## [SHORT PROBLEM]
Copy each line of the entries beneath that contains the word "JSON".

[Dataset records]
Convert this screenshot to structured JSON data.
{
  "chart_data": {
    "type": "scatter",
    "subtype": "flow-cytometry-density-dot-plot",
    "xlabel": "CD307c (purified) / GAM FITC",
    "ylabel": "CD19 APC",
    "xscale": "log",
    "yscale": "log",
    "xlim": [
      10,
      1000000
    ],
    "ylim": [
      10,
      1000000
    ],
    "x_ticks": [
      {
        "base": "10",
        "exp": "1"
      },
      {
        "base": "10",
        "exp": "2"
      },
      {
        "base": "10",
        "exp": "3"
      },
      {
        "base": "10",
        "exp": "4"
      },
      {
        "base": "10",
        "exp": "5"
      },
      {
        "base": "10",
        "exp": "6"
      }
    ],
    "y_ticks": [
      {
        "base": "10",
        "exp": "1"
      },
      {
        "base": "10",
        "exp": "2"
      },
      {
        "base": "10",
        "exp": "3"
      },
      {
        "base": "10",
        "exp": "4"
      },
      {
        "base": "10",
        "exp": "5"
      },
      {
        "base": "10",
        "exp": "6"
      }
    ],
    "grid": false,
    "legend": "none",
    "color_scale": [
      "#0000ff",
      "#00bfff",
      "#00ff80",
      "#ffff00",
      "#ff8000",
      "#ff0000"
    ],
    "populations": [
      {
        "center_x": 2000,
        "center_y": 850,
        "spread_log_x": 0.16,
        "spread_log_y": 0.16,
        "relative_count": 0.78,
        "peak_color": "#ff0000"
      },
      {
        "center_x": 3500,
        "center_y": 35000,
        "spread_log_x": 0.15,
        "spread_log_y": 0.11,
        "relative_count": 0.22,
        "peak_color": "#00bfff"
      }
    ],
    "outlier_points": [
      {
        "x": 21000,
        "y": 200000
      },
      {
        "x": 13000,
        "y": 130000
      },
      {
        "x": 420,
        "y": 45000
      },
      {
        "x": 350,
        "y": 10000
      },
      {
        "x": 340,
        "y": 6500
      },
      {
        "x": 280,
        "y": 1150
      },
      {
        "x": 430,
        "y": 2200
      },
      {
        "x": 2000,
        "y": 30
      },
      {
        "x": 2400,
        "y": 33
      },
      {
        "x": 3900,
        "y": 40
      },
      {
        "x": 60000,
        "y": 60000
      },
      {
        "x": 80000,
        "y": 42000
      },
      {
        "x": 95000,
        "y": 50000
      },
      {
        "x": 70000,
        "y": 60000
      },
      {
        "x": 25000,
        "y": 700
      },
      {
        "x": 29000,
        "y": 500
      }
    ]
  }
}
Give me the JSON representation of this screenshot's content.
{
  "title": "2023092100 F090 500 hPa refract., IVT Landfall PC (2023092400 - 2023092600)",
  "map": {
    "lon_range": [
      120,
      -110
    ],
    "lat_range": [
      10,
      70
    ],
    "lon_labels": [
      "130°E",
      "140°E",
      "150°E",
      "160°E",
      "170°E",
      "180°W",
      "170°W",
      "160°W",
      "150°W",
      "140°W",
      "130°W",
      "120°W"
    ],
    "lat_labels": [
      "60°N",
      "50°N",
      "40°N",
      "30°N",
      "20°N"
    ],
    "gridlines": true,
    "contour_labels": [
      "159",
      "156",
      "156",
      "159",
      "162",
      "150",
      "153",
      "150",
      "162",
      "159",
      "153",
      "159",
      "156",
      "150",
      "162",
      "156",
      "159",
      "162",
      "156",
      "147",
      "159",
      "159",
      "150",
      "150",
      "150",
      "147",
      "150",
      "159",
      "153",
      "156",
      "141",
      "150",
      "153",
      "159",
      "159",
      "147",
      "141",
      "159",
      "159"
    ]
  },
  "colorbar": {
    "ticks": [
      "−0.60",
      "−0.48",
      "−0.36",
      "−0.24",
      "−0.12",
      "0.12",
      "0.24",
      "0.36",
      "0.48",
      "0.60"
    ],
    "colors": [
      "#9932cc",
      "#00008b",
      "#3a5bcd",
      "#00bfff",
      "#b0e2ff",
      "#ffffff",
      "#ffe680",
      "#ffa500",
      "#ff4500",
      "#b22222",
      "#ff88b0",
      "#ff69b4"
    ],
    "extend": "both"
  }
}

## [FINISHED EXERCISE]
Convert this screenshot to structured JSON data.
Give me the JSON representation of this screenshot's content.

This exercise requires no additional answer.